▶ _REQUIREMENTS_
Your task is to transcribe all the entries exactly, excluding pictures.

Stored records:
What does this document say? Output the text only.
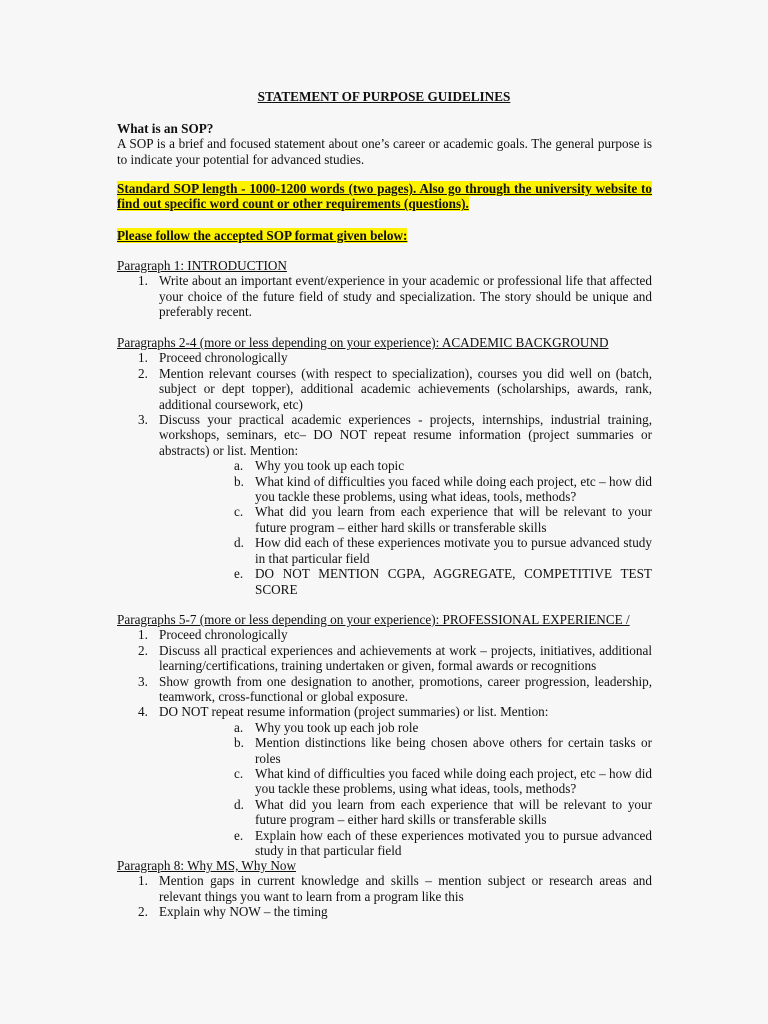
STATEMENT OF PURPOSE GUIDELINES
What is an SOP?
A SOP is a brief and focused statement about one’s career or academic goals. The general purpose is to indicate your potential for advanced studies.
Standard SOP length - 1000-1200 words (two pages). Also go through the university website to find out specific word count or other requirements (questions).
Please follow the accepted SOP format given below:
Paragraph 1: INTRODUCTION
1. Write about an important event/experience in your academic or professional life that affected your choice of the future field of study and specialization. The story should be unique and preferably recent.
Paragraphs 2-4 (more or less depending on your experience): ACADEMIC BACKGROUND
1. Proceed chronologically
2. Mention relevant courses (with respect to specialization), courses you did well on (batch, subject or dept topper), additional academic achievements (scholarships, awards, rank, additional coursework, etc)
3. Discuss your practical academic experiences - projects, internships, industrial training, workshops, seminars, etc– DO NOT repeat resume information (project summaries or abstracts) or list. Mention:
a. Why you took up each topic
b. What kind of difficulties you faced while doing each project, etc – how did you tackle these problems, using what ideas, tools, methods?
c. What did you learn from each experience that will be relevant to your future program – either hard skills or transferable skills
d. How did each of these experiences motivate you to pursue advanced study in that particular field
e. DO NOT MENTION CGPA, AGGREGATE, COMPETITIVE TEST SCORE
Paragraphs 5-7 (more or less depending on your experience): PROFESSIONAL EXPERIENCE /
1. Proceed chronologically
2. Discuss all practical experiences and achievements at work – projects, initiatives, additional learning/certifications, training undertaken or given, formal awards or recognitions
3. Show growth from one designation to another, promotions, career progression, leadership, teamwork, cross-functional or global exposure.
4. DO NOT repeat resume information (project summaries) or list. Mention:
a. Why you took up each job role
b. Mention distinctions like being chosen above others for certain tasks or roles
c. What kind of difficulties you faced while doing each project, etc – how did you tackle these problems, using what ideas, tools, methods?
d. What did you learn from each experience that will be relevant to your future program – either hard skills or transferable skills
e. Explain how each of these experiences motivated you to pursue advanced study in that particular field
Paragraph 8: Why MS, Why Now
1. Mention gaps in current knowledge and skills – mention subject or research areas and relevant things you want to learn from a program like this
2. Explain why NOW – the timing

▶ _SOLUTION TO THIS PROBLEM_
What does this document say? Output the text only.
STATEMENT OF PURPOSE GUIDELINES
What is an SOP?
A SOP is a brief and focused statement about one’s career or academic goals. The general purpose is to indicate your potential for advanced studies.
Standard SOP length - 1000-1200 words (two pages). Also go through the university website to find out specific word count or other requirements (questions).
Please follow the accepted SOP format given below:
Paragraph 1: INTRODUCTION
1. Write about an important event/experience in your academic or professional life that affected your choice of the future field of study and specialization. The story should be unique and preferably recent.
Paragraphs 2-4 (more or less depending on your experience): ACADEMIC BACKGROUND
1. Proceed chronologically
2. Mention relevant courses (with respect to specialization), courses you did well on (batch, subject or dept topper), additional academic achievements (scholarships, awards, rank, additional coursework, etc)
3. Discuss your practical academic experiences - projects, internships, industrial training, workshops, seminars, etc– DO NOT repeat resume information (project summaries or abstracts) or list. Mention:
a. Why you took up each topic
b. What kind of difficulties you faced while doing each project, etc – how did you tackle these problems, using what ideas, tools, methods?
c. What did you learn from each experience that will be relevant to your future program – either hard skills or transferable skills
d. How did each of these experiences motivate you to pursue advanced study in that particular field
e. DO NOT MENTION CGPA, AGGREGATE, COMPETITIVE TEST SCORE
Paragraphs 5-7 (more or less depending on your experience): PROFESSIONAL EXPERIENCE /
1. Proceed chronologically
2. Discuss all practical experiences and achievements at work – projects, initiatives, additional learning/certifications, training undertaken or given, formal awards or recognitions
3. Show growth from one designation to another, promotions, career progression, leadership, teamwork, cross-functional or global exposure.
4. DO NOT repeat resume information (project summaries) or list. Mention:
a. Why you took up each job role
b. Mention distinctions like being chosen above others for certain tasks or roles
c. What kind of difficulties you faced while doing each project, etc – how did you tackle these problems, using what ideas, tools, methods?
d. What did you learn from each experience that will be relevant to your future program – either hard skills or transferable skills
e. Explain how each of these experiences motivated you to pursue advanced study in that particular field
Paragraph 8: Why MS, Why Now
1. Mention gaps in current knowledge and skills – mention subject or research areas and relevant things you want to learn from a program like this
2. Explain why NOW – the timing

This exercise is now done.